━━ DATA ROWS ━━

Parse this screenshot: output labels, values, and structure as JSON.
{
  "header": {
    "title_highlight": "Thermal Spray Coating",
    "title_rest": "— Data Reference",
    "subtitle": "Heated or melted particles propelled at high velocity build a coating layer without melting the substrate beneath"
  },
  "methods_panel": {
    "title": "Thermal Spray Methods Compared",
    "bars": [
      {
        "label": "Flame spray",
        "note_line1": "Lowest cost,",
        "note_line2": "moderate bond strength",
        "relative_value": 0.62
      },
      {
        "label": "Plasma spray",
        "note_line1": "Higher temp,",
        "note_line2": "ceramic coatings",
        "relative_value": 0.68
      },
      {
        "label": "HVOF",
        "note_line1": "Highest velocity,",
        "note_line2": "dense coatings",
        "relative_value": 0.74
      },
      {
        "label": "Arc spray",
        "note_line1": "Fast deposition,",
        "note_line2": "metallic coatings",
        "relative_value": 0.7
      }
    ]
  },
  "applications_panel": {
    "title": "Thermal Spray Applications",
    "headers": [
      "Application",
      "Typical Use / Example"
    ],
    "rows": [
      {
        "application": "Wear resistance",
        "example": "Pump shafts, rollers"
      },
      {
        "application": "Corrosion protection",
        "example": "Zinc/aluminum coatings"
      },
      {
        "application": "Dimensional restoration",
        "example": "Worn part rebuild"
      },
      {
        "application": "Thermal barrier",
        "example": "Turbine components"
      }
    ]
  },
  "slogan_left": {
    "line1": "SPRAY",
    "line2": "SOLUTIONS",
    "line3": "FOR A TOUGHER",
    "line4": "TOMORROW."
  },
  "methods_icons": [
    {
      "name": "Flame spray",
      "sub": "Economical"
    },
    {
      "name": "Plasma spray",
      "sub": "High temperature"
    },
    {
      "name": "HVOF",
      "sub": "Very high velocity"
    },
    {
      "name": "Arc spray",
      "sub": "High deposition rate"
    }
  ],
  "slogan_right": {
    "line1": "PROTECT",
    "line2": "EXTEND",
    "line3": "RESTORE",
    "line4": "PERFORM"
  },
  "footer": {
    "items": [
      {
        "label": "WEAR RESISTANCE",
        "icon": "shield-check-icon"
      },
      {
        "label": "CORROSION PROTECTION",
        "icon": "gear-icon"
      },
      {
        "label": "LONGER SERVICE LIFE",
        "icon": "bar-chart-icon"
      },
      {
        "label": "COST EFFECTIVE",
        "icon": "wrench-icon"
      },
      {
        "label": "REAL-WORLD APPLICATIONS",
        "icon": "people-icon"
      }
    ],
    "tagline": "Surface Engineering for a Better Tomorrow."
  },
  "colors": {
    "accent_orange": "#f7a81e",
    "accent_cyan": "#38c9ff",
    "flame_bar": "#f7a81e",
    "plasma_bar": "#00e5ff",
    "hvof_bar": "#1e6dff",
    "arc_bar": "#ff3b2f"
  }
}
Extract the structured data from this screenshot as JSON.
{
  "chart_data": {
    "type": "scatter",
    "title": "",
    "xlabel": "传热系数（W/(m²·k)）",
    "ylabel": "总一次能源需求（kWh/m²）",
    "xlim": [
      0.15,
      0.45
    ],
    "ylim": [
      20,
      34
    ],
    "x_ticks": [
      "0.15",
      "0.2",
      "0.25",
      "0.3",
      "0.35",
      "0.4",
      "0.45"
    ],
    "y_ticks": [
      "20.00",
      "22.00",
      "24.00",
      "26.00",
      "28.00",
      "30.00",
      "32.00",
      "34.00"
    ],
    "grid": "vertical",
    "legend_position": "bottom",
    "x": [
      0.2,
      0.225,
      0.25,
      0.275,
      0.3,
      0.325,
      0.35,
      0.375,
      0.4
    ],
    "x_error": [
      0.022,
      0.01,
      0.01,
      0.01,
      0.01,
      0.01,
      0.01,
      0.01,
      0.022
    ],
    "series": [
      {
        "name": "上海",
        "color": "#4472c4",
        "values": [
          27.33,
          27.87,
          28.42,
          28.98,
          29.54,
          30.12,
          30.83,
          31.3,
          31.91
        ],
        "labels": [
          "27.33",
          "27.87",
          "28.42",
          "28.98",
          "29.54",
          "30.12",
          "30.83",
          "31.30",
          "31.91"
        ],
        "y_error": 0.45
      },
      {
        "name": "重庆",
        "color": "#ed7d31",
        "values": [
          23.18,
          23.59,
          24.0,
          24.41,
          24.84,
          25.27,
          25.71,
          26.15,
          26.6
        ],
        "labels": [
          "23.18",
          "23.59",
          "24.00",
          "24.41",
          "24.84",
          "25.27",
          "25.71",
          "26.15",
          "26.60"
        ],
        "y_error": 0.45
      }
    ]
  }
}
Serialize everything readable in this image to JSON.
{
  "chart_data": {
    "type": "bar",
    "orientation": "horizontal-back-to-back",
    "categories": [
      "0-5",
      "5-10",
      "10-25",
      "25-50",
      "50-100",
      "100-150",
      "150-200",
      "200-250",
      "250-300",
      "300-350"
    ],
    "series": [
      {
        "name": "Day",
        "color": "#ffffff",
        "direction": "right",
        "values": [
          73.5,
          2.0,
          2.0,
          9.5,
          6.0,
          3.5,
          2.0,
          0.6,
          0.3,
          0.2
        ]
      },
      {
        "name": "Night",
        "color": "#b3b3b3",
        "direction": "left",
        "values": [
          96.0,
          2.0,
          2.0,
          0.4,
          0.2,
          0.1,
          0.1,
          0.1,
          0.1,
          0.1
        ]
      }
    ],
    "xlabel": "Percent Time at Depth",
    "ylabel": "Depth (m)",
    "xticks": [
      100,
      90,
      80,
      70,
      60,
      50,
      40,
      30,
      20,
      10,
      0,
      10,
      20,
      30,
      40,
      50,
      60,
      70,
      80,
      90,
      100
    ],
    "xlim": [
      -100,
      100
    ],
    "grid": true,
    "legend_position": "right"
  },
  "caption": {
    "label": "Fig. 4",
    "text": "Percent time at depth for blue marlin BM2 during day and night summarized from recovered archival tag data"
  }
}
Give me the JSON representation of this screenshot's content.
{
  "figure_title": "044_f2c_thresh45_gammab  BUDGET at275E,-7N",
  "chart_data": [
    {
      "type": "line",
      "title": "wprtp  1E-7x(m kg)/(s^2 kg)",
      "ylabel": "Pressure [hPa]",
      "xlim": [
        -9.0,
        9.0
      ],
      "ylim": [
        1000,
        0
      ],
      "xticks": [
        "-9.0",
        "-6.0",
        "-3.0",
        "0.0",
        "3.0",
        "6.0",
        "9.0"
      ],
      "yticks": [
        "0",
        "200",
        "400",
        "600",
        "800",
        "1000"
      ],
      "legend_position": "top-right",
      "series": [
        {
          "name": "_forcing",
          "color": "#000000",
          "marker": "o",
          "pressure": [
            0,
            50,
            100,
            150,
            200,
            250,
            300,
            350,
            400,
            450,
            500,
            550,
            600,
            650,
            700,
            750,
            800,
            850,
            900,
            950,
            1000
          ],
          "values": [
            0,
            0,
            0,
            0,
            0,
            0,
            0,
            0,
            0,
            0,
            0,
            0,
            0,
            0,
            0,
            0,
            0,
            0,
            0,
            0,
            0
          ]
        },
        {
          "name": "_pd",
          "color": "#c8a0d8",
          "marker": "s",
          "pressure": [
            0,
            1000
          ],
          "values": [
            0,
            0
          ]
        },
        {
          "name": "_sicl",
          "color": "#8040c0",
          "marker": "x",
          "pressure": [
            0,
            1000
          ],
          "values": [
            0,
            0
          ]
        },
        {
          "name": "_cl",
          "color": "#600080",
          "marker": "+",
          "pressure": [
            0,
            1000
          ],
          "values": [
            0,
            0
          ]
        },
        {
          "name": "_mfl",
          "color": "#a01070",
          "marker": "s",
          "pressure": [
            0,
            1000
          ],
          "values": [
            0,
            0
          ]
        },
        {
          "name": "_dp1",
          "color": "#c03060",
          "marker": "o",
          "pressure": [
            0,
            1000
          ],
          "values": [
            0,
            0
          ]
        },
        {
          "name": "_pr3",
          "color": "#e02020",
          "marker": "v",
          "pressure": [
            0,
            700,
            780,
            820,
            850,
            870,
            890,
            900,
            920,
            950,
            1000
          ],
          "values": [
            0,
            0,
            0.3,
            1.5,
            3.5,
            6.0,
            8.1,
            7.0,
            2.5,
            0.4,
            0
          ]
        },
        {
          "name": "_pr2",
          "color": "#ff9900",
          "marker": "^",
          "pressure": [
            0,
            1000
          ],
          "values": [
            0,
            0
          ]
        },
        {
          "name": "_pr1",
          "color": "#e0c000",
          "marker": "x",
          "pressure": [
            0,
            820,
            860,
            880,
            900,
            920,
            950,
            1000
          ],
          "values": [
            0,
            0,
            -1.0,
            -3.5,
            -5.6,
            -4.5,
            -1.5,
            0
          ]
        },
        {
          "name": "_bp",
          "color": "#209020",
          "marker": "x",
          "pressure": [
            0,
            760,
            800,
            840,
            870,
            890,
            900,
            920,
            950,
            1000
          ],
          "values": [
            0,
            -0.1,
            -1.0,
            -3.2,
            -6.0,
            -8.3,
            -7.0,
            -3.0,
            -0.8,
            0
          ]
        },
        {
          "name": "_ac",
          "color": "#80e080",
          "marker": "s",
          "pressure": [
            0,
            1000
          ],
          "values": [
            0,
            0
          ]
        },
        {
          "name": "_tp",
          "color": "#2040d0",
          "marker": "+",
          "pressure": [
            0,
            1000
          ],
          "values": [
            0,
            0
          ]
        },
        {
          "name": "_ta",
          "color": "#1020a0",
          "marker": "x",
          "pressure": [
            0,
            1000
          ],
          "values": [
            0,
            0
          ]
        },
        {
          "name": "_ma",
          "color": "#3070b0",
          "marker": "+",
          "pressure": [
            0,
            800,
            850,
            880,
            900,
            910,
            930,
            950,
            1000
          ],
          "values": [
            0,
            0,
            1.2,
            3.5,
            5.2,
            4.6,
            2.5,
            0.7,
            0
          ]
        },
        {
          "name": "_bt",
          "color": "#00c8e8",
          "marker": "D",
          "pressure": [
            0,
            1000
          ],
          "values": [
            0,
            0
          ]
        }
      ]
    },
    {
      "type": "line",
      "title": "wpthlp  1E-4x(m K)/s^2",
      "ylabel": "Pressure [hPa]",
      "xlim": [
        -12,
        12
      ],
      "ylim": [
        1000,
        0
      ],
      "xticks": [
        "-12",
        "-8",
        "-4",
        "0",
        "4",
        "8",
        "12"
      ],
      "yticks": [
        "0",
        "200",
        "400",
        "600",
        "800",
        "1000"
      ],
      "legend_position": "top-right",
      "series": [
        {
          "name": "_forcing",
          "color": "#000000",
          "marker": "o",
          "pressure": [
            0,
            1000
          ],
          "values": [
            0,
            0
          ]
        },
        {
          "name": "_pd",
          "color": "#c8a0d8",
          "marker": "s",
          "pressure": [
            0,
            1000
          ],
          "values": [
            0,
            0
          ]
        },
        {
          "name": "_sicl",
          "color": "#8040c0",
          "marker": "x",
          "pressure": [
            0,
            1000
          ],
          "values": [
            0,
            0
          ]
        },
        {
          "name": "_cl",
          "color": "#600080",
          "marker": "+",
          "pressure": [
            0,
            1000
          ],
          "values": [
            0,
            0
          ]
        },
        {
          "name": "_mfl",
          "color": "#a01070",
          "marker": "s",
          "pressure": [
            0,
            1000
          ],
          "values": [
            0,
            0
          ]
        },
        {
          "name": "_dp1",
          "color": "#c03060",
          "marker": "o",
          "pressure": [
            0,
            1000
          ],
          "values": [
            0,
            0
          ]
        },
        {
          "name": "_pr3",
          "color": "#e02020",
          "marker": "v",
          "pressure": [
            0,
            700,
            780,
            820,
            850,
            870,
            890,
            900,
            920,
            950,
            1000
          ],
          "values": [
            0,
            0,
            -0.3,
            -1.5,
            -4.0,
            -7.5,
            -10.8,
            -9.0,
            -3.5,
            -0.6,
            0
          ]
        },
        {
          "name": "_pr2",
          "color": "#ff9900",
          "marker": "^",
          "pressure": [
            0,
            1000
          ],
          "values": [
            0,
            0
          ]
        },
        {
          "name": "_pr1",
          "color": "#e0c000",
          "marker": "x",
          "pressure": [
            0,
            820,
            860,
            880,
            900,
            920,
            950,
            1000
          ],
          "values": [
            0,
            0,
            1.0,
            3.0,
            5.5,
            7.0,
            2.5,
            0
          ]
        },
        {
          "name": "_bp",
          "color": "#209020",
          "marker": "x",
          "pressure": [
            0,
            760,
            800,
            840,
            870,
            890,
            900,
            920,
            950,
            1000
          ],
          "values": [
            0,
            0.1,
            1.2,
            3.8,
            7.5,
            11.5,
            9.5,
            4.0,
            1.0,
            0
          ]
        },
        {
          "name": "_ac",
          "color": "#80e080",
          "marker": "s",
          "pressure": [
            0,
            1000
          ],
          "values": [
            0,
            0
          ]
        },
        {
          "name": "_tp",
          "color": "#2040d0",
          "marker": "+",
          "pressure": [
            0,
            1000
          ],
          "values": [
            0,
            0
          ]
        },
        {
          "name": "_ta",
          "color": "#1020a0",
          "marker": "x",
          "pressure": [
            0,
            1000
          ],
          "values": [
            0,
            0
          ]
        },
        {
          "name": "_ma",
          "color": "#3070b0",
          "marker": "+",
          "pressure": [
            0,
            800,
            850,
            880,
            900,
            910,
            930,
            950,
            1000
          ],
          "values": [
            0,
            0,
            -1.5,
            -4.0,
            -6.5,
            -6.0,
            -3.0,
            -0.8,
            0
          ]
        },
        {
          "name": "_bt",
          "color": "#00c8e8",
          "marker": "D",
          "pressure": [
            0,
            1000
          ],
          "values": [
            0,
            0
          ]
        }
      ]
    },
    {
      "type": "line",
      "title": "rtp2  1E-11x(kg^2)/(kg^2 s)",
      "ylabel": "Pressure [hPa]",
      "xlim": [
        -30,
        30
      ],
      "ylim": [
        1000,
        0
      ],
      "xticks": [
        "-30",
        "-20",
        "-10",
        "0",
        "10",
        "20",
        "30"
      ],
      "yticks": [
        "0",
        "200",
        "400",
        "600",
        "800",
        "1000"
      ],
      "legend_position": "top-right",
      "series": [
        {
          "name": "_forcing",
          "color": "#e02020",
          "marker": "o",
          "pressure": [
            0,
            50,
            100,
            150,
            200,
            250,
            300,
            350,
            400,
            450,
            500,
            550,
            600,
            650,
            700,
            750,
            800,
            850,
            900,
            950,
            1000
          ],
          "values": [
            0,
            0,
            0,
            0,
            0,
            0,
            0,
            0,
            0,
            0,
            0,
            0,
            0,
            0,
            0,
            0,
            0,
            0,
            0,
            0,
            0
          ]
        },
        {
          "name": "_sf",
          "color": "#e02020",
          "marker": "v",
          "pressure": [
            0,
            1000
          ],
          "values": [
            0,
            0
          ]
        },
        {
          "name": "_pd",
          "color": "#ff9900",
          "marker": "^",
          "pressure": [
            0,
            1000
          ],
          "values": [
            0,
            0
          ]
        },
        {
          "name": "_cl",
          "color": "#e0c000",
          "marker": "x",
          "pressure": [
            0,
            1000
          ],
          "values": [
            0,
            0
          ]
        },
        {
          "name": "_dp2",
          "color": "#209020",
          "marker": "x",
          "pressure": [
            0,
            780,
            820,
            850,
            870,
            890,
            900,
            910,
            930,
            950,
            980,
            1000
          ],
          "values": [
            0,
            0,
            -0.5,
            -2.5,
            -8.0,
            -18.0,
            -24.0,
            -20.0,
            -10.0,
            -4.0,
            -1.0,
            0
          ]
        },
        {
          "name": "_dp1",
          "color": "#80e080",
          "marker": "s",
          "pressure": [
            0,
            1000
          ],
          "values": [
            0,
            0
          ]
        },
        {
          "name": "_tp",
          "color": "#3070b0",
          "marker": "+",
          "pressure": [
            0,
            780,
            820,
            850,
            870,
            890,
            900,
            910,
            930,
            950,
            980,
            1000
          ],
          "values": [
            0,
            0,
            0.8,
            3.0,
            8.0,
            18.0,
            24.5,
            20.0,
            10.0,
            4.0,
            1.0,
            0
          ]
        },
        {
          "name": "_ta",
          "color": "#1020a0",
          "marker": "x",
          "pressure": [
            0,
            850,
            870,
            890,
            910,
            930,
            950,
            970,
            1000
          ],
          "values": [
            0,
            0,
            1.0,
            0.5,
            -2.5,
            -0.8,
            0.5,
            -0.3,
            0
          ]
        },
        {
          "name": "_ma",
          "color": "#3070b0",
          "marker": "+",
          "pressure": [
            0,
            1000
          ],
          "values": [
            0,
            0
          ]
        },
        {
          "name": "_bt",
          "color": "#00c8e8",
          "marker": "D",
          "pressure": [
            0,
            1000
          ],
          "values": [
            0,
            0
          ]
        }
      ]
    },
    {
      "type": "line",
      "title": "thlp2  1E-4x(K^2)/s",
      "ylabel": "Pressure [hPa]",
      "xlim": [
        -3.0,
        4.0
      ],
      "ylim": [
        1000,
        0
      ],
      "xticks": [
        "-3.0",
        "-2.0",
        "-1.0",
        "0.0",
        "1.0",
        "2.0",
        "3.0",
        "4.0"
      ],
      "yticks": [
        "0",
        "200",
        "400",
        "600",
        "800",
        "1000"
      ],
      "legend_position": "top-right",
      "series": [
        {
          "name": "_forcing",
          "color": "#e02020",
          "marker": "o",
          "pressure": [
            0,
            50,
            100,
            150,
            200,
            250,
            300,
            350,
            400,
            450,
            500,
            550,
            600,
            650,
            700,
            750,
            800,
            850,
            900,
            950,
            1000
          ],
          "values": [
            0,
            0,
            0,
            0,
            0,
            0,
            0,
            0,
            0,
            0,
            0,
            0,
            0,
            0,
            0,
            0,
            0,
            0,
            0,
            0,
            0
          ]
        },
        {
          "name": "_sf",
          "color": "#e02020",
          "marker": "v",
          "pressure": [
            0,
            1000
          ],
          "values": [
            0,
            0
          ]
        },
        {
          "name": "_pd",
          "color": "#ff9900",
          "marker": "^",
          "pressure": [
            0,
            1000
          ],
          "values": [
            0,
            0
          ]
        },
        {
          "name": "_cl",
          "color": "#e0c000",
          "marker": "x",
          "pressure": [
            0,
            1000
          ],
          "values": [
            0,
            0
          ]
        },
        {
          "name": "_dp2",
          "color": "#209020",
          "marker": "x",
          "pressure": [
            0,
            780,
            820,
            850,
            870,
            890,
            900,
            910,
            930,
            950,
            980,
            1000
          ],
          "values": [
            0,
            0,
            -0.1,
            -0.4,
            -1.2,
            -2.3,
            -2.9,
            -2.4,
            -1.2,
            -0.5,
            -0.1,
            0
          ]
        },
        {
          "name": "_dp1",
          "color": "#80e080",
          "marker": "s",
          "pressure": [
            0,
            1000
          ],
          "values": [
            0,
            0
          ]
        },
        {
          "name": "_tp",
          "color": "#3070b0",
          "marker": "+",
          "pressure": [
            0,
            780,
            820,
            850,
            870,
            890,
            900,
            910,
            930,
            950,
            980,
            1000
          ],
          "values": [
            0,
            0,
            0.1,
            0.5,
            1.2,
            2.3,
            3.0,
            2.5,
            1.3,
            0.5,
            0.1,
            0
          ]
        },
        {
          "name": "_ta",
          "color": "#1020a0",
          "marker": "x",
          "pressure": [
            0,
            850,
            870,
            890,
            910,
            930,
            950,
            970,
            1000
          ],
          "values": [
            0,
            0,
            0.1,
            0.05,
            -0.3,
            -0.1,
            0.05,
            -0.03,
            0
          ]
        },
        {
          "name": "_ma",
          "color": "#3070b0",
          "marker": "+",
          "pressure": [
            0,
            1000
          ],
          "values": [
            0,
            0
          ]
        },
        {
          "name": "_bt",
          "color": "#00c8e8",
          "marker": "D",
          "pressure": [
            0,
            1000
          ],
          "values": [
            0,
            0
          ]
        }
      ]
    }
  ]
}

━━━

> **PROMPT**
Copy all the lines above that hold the string "deposition".

> **FULL OUTPUT**
        "note_line1": "Fast deposition,",
      "sub": "High deposition rate"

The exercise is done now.